>> begin

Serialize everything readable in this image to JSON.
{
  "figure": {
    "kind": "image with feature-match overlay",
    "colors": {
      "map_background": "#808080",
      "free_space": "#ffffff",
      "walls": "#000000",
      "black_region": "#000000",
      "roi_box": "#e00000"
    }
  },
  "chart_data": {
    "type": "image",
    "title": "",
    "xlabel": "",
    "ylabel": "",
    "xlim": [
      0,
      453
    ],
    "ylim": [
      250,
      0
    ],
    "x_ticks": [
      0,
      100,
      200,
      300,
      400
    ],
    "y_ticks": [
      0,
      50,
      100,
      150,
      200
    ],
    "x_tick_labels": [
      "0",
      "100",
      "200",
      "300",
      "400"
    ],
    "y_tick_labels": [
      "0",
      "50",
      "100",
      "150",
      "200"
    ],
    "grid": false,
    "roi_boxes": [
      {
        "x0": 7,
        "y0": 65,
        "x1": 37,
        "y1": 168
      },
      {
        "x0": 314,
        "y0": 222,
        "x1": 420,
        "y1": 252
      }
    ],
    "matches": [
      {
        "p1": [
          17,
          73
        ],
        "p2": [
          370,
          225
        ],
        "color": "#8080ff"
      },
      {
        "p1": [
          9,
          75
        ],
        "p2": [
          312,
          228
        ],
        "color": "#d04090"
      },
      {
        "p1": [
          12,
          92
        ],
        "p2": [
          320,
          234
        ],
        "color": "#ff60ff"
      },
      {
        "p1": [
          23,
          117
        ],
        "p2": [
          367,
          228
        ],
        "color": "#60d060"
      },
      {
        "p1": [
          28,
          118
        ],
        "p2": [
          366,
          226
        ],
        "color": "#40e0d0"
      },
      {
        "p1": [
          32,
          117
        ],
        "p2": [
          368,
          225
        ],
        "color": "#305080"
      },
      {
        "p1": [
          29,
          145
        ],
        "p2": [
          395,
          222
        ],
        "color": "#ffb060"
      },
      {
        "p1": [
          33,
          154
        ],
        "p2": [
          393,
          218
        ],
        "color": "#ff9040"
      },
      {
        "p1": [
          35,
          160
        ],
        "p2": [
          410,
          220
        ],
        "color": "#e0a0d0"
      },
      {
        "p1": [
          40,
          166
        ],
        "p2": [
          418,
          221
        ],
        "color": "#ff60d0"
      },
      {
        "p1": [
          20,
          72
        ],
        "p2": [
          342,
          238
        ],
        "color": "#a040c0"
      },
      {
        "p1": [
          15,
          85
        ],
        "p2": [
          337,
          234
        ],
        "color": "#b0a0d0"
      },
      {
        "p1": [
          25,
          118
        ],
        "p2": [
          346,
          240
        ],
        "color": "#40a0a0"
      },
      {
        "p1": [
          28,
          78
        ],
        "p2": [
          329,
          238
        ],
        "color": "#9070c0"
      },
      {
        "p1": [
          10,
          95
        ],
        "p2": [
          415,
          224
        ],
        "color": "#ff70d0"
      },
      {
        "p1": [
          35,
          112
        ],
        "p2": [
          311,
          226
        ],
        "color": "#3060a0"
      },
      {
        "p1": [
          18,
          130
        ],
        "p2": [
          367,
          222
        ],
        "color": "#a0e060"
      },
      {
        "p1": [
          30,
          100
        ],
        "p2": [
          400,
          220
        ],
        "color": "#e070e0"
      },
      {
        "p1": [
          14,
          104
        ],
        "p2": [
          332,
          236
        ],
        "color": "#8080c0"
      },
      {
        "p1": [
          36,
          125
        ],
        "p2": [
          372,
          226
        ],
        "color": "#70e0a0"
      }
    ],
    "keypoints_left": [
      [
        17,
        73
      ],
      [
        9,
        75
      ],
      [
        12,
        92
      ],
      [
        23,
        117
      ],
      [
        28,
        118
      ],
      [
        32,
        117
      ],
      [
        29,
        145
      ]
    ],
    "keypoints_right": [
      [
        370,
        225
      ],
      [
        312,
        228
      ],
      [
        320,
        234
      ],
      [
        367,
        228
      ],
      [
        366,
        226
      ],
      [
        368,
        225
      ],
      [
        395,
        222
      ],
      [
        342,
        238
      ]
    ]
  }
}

>> end

• **TASK INSTRUCTIONS**:
Nothing should be left out: return all of the records exactly.

• **FULL RESPONSE**:
Serialize everything readable in this image to JSON.
{
  "figure": {
    "kind": "image with feature-match overlay",
    "colors": {
      "map_background": "#808080",
      "free_space": "#ffffff",
      "walls": "#000000",
      "black_region": "#000000",
      "roi_box": "#e00000"
    }
  },
  "chart_data": {
    "type": "image",
    "title": "",
    "xlabel": "",
    "ylabel": "",
    "xlim": [
      0,
      453
    ],
    "ylim": [
      250,
      0
    ],
    "x_ticks": [
      0,
      100,
      200,
      300,
      400
    ],
    "y_ticks": [
      0,
      50,
      100,
      150,
      200
    ],
    "x_tick_labels": [
      "0",
      "100",
      "200",
      "300",
      "400"
    ],
    "y_tick_labels": [
      "0",
      "50",
      "100",
      "150",
      "200"
    ],
    "grid": false,
    "roi_boxes": [
      {
        "x0": 7,
        "y0": 65,
        "x1": 37,
        "y1": 168
      },
      {
        "x0": 314,
        "y0": 222,
        "x1": 420,
        "y1": 252
      }
    ],
    "matches": [
      {
        "p1": [
          17,
          73
        ],
        "p2": [
          370,
          225
        ],
        "color": "#8080ff"
      },
      {
        "p1": [
          9,
          75
        ],
        "p2": [
          312,
          228
        ],
        "color": "#d04090"
      },
      {
        "p1": [
          12,
          92
        ],
        "p2": [
          320,
          234
        ],
        "color": "#ff60ff"
      },
      {
        "p1": [
          23,
          117
        ],
        "p2": [
          367,
          228
        ],
        "color": "#60d060"
      },
      {
        "p1": [
          28,
          118
        ],
        "p2": [
          366,
          226
        ],
        "color": "#40e0d0"
      },
      {
        "p1": [
          32,
          117
        ],
        "p2": [
          368,
          225
        ],
        "color": "#305080"
      },
      {
        "p1": [
          29,
          145
        ],
        "p2": [
          395,
          222
        ],
        "color": "#ffb060"
      },
      {
        "p1": [
          33,
          154
        ],
        "p2": [
          393,
          218
        ],
        "color": "#ff9040"
      },
      {
        "p1": [
          35,
          160
        ],
        "p2": [
          410,
          220
        ],
        "color": "#e0a0d0"
      },
      {
        "p1": [
          40,
          166
        ],
        "p2": [
          418,
          221
        ],
        "color": "#ff60d0"
      },
      {
        "p1": [
          20,
          72
        ],
        "p2": [
          342,
          238
        ],
        "color": "#a040c0"
      },
      {
        "p1": [
          15,
          85
        ],
        "p2": [
          337,
          234
        ],
        "color": "#b0a0d0"
      },
      {
        "p1": [
          25,
          118
        ],
        "p2": [
          346,
          240
        ],
        "color": "#40a0a0"
      },
      {
        "p1": [
          28,
          78
        ],
        "p2": [
          329,
          238
        ],
        "color": "#9070c0"
      },
      {
        "p1": [
          10,
          95
        ],
        "p2": [
          415,
          224
        ],
        "color": "#ff70d0"
      },
      {
        "p1": [
          35,
          112
        ],
        "p2": [
          311,
          226
        ],
        "color": "#3060a0"
      },
      {
        "p1": [
          18,
          130
        ],
        "p2": [
          367,
          222
        ],
        "color": "#a0e060"
      },
      {
        "p1": [
          30,
          100
        ],
        "p2": [
          400,
          220
        ],
        "color": "#e070e0"
      },
      {
        "p1": [
          14,
          104
        ],
        "p2": [
          332,
          236
        ],
        "color": "#8080c0"
      },
      {
        "p1": [
          36,
          125
        ],
        "p2": [
          372,
          226
        ],
        "color": "#70e0a0"
      }
    ],
    "keypoints_left": [
      [
        17,
        73
      ],
      [
        9,
        75
      ],
      [
        12,
        92
      ],
      [
        23,
        117
      ],
      [
        28,
        118
      ],
      [
        32,
        117
      ],
      [
        29,
        145
      ]
    ],
    "keypoints_right": [
      [
        370,
        225
      ],
      [
        312,
        228
      ],
      [
        320,
        234
      ],
      [
        367,
        228
      ],
      [
        366,
        226
      ],
      [
        368,
        225
      ],
      [
        395,
        222
      ],
      [
        342,
        238
      ]
    ]
  }
}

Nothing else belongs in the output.